=== Trecho do texto ===
A evolução da epidemia foi rápida e a quantidade de infectados e de óbitos cresceu em números expressivos no mês de novembro de 1862. Os doentes encaminhados pelos parentes despediam-se deles na porta do Lazareto e, em geral, pela última vez. Em caso de falecimento, a família não podia realizar o velório do parente morto, sendo que a Câmara deliberou que os sepultamentos acontecessem depois da meia-noite, quando não havia mais ninguém perambulando nas ruas da cidade. Naquela época os cemitérios se localizavam em frente e ao lado da Igreja (dentre os muros, quando havia).

Um dos fatos mais significativos ficou registrado pelos vereadores em sessão da Câmara depois que uma mulher, Honória Candida de Jesus, procurou ajuda para encontrar o seu filho desaparecido. Pacientemente, o presidente da Câmara solicitou uma consulta nos registros do Lazareto e obteve a confirmação, por meio de ofício, que ele estava internado, contaminado pela varíola. Nesse caso, a mãe não poderia mais vê-lo:

Oficio do dia 19 de novembro de 1862 informando que foi recolhido no Lazareto o menor Antonio Dias de Oliveira, filho legitimo da viuva Honória Candida de Jesus, afetado por bexigas. (Livro nº 1 – pg. 133 – de 22/11/1862)
=== Dados do exercício ===
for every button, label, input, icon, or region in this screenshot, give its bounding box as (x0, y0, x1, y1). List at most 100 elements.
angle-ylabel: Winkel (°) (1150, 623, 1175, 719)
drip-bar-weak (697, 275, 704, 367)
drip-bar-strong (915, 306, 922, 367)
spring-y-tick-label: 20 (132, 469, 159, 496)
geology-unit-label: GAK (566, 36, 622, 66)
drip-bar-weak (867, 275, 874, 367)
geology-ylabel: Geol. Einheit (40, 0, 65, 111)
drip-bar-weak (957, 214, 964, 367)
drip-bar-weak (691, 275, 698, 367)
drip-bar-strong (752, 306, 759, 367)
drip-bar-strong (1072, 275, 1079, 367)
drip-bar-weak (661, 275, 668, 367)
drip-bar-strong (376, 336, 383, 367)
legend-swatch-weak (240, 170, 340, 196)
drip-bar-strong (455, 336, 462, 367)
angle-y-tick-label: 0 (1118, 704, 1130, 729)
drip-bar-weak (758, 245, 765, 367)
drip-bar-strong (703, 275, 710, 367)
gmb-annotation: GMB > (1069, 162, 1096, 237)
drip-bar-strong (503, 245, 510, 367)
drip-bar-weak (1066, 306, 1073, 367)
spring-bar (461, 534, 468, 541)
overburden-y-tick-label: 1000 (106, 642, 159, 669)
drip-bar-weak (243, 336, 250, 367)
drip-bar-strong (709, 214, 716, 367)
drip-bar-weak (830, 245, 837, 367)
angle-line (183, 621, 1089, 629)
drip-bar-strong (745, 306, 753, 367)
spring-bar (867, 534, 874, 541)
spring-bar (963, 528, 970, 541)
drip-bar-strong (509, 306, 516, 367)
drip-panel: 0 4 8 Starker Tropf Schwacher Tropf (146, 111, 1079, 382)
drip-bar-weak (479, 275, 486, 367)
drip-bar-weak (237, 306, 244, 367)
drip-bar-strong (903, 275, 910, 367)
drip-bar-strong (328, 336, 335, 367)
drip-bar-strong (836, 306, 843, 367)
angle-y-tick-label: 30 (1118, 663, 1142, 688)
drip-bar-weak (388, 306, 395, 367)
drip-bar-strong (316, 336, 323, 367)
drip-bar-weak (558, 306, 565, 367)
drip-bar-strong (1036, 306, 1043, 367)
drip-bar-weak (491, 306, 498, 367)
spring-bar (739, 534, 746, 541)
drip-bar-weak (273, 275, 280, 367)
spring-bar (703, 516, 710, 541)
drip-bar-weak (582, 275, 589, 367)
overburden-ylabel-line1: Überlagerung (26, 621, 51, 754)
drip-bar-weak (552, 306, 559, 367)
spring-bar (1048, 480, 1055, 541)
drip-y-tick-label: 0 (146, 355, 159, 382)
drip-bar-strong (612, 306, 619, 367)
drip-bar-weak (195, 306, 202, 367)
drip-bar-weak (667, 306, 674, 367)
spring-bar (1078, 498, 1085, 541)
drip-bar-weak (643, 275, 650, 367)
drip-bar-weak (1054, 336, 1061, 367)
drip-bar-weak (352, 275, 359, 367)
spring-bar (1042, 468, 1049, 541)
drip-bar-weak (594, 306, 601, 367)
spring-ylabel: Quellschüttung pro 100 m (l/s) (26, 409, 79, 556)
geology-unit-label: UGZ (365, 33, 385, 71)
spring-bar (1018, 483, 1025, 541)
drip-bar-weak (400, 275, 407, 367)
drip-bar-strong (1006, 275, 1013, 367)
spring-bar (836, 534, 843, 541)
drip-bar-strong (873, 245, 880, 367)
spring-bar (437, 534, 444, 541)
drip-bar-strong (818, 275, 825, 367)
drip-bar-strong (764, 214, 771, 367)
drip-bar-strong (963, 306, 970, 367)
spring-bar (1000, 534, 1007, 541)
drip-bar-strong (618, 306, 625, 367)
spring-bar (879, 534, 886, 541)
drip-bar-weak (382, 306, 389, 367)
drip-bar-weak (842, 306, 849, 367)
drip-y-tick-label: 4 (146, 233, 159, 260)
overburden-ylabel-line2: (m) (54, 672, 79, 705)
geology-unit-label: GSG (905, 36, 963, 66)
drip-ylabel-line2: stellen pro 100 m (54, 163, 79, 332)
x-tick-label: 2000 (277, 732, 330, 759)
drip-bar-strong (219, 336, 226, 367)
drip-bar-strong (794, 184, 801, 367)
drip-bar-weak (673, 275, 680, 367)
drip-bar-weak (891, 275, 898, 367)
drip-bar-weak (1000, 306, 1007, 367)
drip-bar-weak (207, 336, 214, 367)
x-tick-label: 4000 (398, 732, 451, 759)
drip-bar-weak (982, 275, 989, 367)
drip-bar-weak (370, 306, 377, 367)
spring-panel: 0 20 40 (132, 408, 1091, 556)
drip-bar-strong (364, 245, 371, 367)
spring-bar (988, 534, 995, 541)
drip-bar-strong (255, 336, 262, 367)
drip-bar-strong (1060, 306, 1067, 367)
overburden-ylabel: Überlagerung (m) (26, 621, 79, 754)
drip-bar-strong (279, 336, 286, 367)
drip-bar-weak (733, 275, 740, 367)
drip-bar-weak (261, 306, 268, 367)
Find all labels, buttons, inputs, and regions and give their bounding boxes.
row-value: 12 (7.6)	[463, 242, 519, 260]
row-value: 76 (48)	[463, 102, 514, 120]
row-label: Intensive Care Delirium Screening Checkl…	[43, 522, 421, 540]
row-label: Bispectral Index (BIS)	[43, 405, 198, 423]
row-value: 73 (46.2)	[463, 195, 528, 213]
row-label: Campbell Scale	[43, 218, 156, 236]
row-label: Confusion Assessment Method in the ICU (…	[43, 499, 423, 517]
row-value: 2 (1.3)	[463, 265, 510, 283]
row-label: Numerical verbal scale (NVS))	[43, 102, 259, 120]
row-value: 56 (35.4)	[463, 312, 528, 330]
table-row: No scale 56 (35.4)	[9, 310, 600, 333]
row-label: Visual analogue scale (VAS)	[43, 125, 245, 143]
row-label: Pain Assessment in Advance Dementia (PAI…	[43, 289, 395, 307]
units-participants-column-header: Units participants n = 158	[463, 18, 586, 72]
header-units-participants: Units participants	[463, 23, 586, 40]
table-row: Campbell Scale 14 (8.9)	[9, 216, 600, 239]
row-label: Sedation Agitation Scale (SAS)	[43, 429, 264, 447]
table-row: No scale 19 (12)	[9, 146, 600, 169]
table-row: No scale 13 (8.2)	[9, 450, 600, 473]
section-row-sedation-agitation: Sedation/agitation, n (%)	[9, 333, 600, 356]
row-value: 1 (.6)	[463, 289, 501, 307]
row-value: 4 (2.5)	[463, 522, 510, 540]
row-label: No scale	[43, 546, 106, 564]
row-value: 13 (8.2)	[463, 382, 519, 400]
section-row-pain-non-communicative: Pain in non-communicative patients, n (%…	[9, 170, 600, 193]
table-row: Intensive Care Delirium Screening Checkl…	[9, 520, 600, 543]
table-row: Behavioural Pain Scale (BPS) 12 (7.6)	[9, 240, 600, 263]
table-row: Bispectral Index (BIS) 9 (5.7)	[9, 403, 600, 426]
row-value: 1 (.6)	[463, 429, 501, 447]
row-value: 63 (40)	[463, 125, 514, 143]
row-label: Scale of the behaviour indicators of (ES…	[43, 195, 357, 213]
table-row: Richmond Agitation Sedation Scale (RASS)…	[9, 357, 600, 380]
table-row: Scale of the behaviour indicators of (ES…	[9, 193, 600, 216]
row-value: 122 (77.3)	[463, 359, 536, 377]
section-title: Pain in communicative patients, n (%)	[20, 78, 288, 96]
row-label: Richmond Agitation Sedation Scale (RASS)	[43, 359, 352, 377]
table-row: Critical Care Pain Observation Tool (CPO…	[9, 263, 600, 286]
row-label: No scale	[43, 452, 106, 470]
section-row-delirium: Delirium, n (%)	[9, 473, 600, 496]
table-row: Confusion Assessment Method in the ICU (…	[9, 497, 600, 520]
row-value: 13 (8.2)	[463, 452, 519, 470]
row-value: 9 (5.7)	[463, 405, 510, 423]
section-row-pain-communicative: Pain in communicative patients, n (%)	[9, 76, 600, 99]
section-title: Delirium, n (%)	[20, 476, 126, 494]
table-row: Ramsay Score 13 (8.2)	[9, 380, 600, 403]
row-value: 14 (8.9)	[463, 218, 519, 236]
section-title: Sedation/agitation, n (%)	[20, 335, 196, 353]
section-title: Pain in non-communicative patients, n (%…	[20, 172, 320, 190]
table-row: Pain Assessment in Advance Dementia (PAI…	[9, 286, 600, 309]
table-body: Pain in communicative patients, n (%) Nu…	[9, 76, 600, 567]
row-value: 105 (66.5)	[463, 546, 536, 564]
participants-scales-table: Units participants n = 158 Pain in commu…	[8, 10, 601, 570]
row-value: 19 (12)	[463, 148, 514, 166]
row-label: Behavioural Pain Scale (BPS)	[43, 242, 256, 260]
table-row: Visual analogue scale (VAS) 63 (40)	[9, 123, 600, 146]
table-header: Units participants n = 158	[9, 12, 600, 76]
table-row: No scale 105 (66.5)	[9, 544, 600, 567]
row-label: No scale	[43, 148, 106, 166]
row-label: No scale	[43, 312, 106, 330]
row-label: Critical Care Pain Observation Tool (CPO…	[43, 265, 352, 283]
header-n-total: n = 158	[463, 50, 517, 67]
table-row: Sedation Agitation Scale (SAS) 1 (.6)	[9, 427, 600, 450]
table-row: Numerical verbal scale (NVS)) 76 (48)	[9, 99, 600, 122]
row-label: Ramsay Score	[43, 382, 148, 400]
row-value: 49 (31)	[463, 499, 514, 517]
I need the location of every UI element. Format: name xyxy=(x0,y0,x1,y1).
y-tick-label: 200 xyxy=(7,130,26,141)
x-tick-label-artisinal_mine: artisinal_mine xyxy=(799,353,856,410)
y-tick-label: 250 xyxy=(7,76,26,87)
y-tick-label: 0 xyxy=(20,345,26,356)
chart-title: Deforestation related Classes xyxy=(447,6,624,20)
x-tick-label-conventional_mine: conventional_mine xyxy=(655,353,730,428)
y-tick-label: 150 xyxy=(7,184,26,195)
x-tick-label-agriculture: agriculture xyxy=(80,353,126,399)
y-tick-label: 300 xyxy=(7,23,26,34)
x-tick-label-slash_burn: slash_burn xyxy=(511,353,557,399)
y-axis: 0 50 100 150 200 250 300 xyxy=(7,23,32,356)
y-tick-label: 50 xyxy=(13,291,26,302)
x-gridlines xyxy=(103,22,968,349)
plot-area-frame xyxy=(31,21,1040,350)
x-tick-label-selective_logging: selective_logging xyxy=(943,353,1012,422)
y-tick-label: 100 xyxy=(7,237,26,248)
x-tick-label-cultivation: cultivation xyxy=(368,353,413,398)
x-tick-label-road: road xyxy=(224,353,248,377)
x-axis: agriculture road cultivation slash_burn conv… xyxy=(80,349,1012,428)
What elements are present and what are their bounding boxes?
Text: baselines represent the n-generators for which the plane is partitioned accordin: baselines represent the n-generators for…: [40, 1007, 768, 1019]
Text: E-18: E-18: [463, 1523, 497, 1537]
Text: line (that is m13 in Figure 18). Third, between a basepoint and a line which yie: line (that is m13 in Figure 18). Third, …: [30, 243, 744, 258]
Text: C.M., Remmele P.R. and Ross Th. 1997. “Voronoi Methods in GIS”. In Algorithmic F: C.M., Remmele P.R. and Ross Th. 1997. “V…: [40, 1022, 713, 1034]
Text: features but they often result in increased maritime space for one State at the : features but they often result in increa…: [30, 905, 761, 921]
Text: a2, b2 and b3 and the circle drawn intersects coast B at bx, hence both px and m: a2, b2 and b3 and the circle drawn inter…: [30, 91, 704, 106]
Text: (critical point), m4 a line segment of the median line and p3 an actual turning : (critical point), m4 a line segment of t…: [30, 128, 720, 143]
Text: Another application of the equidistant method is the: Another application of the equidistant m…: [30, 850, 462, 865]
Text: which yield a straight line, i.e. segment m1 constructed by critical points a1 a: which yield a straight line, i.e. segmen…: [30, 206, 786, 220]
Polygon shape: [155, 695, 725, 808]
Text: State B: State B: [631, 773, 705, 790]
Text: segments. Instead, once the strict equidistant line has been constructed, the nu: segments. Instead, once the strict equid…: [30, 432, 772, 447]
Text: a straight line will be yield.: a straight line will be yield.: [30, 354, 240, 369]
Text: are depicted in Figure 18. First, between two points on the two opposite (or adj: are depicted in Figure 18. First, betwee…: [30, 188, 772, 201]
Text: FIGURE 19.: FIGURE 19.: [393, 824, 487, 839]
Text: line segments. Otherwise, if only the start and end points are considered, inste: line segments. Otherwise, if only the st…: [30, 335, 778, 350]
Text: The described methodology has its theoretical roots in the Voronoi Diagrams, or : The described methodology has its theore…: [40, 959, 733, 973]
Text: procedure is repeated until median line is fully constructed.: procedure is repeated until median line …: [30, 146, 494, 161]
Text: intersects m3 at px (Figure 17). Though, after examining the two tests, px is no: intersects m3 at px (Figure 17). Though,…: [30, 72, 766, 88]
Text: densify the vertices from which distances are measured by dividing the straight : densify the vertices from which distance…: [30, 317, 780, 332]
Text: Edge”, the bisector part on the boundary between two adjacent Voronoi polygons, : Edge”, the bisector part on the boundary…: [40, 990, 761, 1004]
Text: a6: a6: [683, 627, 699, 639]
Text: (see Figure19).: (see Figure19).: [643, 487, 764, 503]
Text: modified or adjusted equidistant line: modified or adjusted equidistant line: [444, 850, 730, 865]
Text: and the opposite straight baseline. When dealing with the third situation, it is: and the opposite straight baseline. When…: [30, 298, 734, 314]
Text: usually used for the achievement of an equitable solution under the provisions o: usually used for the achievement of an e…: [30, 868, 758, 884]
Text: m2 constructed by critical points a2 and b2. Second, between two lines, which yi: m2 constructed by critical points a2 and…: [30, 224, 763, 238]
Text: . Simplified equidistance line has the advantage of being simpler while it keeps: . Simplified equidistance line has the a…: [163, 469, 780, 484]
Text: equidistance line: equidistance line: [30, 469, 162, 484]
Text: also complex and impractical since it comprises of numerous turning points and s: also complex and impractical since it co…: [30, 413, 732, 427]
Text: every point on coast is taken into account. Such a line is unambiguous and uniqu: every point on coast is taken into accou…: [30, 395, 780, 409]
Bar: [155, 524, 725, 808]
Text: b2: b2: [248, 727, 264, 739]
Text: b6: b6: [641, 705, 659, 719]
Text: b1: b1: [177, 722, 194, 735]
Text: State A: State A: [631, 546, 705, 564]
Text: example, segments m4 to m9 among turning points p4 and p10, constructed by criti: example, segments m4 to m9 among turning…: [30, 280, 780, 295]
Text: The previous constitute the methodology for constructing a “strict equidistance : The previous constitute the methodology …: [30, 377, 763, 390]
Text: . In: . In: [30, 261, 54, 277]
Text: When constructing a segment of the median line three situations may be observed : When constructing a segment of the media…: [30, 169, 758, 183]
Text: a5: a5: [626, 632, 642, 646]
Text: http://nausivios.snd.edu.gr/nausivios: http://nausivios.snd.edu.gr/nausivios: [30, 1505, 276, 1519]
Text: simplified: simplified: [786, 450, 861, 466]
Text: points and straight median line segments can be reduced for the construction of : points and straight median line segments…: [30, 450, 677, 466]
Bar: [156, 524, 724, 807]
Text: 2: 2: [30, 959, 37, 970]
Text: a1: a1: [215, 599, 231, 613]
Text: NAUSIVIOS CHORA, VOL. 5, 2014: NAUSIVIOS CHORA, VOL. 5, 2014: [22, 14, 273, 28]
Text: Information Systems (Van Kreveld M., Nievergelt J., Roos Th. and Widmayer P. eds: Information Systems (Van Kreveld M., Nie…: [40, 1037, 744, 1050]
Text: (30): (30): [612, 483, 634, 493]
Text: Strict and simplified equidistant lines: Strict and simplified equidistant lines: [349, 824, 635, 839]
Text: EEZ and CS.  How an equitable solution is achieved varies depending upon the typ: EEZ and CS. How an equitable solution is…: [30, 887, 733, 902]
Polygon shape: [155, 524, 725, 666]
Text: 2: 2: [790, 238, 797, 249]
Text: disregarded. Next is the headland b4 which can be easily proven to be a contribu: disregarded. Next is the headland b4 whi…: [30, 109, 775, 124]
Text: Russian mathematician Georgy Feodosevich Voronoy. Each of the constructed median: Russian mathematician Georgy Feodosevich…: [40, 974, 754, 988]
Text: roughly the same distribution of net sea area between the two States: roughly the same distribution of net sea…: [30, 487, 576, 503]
===
> Objetivo do exercício
Edite o texto sobre a epidemia: reescreva o trecho que vai de "A evolução da" até "muros, quando havia).", trocando "meia-noite" por "uma da madrugada". A listagem não tem nenhum papel nesta atividade.

> Resposta à tarefa
A evolução da epidemia foi rápida e a quantidade de infectados e de óbitos cresceu em números expressivos no mês de novembro de 1862. Os doentes encaminhados pelos parentes despediam-se deles na porta do Lazareto e, em geral, pela última vez. Em caso de falecimento, a família não podia realizar o velório do parente morto, sendo que a Câmara deliberou que os sepultamentos acontecessem depois da uma da madrugada, quando não havia mais ninguém perambulando nas ruas da cidade. Naquela época os cemitérios se localizavam em frente e ao lado da Igreja (dentre os muros, quando havia).